## [TO DO]
Establish how many lines in the material include the string "values" and report it as a lone number.

## [DATA IN THIS EXERCISE]
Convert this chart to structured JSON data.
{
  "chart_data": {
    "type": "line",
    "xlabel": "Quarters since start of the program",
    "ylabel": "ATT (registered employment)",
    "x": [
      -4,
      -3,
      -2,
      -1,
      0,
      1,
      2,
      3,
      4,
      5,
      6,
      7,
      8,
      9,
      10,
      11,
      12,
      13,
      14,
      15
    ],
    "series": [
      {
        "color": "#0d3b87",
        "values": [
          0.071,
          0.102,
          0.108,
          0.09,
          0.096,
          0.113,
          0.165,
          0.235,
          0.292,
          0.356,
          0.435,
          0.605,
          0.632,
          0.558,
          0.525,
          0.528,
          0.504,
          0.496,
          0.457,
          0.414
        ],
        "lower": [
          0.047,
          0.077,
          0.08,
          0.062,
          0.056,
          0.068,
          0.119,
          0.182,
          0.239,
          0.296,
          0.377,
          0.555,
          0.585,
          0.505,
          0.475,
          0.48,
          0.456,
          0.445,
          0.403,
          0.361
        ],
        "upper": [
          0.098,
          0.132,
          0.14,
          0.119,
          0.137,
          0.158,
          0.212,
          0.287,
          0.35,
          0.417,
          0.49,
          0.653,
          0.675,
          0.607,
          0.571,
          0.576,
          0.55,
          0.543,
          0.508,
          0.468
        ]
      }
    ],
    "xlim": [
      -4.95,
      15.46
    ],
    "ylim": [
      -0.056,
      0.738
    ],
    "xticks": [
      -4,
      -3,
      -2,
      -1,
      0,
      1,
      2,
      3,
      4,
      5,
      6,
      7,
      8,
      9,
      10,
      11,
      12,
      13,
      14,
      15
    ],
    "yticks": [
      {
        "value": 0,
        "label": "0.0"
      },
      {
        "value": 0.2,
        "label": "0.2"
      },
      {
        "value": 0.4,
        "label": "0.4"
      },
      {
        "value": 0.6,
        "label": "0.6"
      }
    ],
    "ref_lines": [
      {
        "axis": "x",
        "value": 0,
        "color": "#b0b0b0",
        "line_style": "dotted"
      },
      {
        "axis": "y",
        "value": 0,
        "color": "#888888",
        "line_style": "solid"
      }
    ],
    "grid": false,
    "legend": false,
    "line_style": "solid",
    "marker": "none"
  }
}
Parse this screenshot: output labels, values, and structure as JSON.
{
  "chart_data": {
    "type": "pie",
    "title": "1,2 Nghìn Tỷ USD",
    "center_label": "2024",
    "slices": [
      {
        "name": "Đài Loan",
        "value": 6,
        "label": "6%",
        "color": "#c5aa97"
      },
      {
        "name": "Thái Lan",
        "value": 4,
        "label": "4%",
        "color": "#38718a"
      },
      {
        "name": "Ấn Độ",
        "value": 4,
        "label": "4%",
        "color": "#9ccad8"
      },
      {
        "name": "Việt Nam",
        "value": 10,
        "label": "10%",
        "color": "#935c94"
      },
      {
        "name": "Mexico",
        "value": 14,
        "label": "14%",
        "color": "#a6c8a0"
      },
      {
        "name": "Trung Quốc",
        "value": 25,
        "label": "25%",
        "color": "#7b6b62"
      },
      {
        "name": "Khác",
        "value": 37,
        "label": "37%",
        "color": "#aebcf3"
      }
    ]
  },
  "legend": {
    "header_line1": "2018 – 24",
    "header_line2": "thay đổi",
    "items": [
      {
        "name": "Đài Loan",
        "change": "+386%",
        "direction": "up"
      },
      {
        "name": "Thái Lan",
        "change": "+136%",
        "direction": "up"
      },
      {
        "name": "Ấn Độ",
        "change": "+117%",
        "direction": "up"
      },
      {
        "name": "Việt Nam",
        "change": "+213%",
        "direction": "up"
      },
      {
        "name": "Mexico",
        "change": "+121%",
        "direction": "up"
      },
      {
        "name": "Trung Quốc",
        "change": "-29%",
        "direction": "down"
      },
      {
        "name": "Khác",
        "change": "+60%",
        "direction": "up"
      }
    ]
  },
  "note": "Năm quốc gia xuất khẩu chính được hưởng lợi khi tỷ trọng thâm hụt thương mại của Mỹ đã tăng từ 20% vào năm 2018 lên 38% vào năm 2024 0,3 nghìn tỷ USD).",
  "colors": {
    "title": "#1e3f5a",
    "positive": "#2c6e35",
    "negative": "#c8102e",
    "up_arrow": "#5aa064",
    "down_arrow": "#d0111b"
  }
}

## [ANSWER FOR THIS EXERCISE]
2